Written exercise: Render the lines of the items that open with the line containing "Extract 59 of" and close with the line containing "- category-label: 支撐二: [93, 182, 196, 220]", both included, as a JSON list of strings with one string per line. Omit blank lines and leave the pictures out.

Given data:

====================

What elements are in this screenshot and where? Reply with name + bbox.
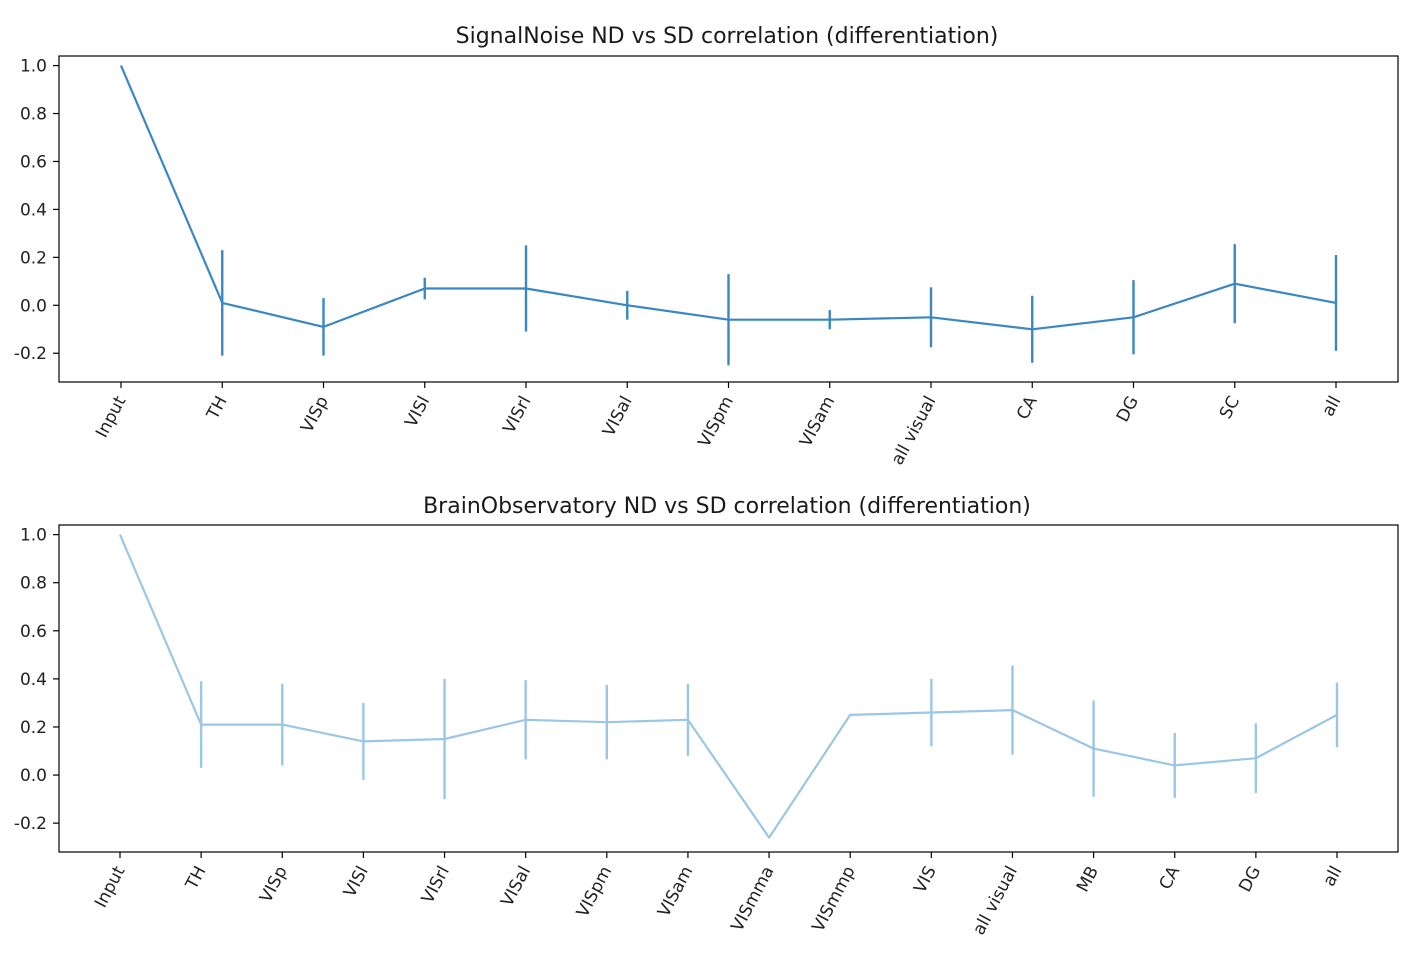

====================

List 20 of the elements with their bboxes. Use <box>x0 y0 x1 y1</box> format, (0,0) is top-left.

====================

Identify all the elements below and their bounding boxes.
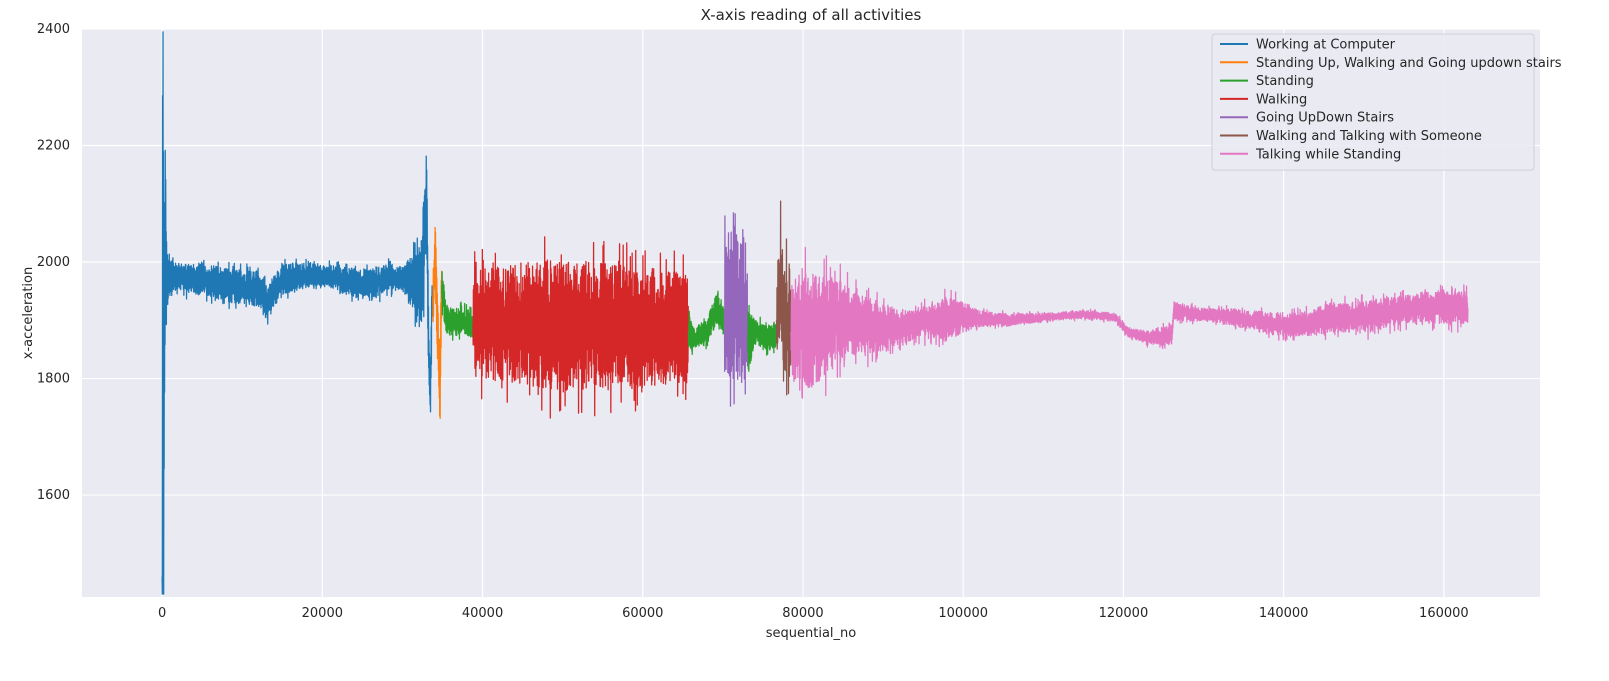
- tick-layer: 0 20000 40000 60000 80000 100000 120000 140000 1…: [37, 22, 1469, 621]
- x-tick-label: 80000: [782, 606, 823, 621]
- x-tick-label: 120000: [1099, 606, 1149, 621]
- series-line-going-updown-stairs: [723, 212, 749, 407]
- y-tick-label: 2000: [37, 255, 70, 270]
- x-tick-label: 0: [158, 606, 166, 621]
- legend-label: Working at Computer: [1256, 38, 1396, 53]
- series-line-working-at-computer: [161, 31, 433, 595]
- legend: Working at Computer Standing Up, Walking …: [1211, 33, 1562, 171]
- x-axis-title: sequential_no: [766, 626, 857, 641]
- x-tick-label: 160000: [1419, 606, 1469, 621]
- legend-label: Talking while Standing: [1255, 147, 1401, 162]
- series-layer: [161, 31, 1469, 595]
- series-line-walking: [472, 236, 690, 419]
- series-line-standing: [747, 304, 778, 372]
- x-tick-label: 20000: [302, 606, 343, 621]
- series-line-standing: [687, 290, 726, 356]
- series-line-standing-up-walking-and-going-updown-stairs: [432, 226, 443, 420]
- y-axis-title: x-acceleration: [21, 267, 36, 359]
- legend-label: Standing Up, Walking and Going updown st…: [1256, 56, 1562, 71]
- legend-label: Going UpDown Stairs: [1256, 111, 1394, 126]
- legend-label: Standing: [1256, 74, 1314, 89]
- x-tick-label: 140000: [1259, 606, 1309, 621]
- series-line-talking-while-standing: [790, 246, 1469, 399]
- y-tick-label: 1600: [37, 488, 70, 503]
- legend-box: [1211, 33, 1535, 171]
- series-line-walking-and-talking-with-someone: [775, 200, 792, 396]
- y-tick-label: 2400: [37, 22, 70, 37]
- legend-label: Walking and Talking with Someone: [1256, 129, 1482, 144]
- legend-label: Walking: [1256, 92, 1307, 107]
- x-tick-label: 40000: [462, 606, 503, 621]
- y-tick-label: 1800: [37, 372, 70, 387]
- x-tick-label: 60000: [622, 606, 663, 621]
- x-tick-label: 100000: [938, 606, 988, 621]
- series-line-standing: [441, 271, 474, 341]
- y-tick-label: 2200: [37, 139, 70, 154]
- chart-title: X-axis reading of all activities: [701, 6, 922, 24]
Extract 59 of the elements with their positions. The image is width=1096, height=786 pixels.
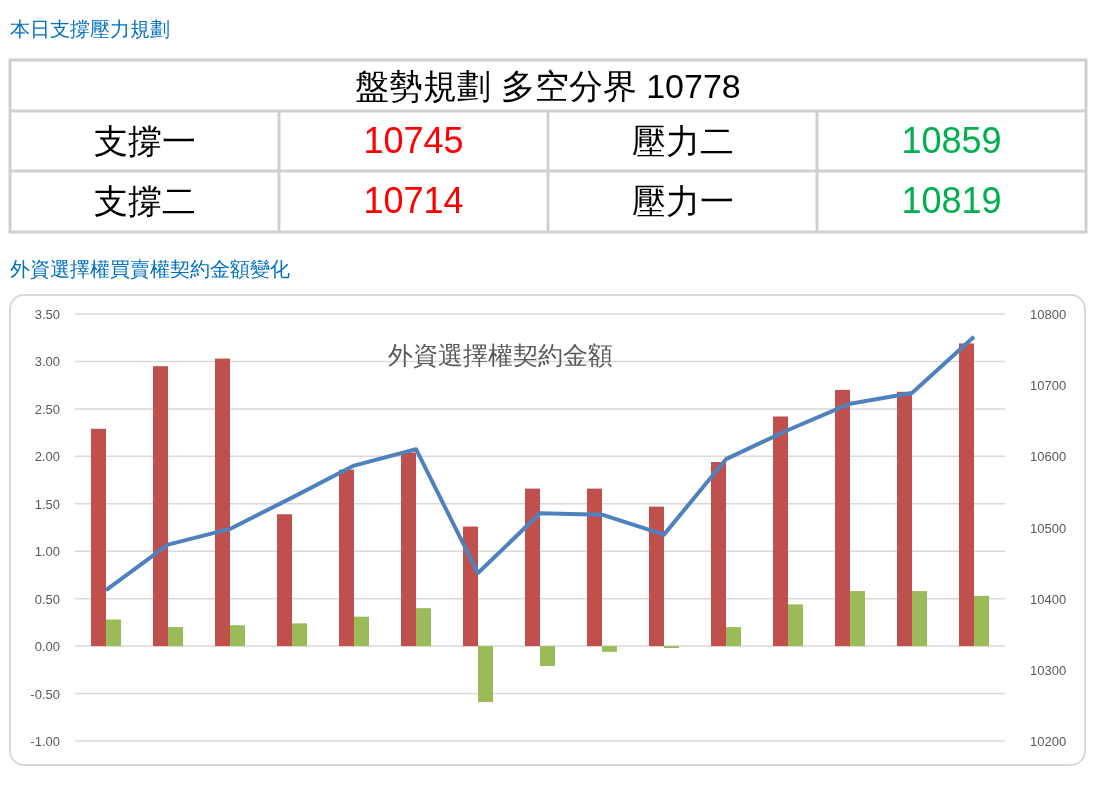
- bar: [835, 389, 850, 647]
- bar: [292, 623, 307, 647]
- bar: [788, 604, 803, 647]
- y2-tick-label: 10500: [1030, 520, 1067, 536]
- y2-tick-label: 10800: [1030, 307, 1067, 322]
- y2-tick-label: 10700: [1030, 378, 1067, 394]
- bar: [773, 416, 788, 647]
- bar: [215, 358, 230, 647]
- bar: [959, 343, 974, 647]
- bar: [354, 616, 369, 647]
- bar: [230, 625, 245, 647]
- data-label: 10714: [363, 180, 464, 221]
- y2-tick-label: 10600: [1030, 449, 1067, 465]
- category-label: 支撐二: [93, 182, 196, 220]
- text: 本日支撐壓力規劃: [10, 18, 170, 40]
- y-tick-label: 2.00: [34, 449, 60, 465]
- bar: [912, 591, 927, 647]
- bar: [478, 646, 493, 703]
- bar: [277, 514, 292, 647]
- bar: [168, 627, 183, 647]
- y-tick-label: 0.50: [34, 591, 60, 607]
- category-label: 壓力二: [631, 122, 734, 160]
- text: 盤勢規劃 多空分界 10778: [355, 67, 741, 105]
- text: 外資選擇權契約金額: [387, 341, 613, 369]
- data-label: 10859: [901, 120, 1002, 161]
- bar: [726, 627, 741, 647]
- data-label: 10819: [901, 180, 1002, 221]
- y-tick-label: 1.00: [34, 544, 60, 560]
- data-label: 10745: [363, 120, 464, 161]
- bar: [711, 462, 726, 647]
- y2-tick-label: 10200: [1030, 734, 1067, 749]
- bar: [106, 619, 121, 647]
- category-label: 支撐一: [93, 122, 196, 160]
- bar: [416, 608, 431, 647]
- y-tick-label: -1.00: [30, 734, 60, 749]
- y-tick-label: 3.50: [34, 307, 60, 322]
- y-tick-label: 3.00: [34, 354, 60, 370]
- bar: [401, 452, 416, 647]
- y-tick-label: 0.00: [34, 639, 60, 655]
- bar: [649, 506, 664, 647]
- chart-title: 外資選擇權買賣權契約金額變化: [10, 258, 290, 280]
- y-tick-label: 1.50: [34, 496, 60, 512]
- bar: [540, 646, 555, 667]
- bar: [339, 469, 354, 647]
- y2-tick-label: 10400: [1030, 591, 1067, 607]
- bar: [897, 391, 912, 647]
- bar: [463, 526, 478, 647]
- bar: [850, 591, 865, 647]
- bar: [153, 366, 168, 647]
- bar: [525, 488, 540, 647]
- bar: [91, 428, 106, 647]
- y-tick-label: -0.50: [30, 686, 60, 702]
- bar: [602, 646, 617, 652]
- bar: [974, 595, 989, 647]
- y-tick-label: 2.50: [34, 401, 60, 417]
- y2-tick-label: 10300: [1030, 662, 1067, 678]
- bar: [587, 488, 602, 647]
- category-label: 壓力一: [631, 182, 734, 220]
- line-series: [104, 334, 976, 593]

====================

Result for this task:
[
  "Extract 59 of the elements with their positions. The image is width=1096, height=786 pixels.",
  "- bar: [835, 389, 850, 647]",
  "- bar: [292, 623, 307, 647]",
  "- bar: [788, 604, 803, 647]",
  "- y2-tick-label: 10500: [1030, 520, 1067, 536]",
  "- y2-tick-label: 10800: [1030, 307, 1067, 322]",
  "- y2-tick-label: 10700: [1030, 378, 1067, 394]",
  "- bar: [773, 416, 788, 647]",
  "- bar: [215, 358, 230, 647]",
  "- bar: [959, 343, 974, 647]",
  "- bar: [354, 616, 369, 647]",
  "- bar: [230, 625, 245, 647]",
  "- data-label: 10714: [363, 180, 464, 221]",
  "- y2-tick-label: 10600: [1030, 449, 1067, 465]",
  "- category-label: 支撐二: [93, 182, 196, 220]"
]